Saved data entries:
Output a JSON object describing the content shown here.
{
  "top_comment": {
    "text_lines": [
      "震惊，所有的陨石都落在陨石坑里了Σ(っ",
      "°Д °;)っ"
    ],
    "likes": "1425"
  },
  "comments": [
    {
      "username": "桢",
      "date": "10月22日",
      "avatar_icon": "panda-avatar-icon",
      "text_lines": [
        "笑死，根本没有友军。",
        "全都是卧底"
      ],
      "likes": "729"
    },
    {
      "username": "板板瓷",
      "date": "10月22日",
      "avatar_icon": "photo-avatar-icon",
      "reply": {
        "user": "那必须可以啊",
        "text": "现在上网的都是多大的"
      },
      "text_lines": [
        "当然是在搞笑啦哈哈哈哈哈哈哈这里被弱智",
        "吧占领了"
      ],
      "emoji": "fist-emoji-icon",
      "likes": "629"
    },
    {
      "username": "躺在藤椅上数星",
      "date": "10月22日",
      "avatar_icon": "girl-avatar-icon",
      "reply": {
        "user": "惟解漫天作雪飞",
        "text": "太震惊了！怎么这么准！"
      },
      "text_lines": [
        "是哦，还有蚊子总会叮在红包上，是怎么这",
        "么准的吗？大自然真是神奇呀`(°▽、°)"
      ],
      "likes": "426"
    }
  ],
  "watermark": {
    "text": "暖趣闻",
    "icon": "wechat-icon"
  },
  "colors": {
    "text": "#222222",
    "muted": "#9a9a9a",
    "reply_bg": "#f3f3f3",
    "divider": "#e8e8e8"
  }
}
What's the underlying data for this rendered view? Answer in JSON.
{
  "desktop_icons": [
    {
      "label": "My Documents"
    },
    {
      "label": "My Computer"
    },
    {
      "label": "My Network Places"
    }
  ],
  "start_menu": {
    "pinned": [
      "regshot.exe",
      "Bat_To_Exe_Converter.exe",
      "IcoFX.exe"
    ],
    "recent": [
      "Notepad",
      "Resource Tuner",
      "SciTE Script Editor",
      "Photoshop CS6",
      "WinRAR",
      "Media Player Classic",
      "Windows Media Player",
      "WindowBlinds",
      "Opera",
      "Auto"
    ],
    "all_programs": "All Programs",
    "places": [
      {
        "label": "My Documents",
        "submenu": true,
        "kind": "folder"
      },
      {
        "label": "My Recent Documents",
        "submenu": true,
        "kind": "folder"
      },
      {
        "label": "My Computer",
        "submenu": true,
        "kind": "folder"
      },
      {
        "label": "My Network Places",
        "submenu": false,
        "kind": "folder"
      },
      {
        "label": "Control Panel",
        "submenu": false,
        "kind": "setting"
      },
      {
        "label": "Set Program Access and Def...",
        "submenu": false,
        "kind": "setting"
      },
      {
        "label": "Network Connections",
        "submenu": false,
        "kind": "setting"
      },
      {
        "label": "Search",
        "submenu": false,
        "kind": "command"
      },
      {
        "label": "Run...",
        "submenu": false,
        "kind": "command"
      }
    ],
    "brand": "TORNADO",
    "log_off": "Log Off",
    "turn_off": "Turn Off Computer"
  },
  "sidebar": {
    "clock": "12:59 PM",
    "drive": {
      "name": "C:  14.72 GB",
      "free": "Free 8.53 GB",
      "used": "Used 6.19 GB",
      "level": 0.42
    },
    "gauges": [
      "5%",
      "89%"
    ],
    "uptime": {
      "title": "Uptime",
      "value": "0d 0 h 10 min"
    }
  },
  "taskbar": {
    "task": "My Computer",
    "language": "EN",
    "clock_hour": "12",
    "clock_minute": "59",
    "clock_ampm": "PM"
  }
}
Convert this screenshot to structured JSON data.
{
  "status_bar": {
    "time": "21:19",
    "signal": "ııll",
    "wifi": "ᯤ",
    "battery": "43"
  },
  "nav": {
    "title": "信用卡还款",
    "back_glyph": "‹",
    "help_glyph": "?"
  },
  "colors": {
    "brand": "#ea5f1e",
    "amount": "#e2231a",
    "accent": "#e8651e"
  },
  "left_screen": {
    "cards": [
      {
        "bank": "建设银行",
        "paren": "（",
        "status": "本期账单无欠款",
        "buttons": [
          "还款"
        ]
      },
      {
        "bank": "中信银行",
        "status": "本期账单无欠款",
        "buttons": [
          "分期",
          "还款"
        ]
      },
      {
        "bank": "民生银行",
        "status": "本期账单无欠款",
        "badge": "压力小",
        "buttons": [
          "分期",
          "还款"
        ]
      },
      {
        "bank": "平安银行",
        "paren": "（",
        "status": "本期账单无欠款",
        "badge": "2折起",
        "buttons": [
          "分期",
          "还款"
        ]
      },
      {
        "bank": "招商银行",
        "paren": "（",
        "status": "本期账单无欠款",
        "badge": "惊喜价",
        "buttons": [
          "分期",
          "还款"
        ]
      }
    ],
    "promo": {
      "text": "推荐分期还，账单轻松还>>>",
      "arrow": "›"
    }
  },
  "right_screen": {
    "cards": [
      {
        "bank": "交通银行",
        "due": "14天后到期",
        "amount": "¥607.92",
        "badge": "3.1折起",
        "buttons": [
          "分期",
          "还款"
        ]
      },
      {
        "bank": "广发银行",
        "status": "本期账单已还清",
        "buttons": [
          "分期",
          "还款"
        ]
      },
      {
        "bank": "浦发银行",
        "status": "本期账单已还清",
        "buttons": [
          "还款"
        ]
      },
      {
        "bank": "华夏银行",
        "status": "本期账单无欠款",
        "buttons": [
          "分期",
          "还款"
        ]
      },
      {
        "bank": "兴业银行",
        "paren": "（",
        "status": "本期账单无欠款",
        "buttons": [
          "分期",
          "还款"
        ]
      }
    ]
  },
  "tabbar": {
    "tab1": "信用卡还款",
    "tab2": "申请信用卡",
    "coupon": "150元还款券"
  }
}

What is needed: Extract every line containing the string "username" from the data above.

Exercise output:
      "username": "桢",
      "username": "板板瓷",
      "username": "躺在藤椅上数星",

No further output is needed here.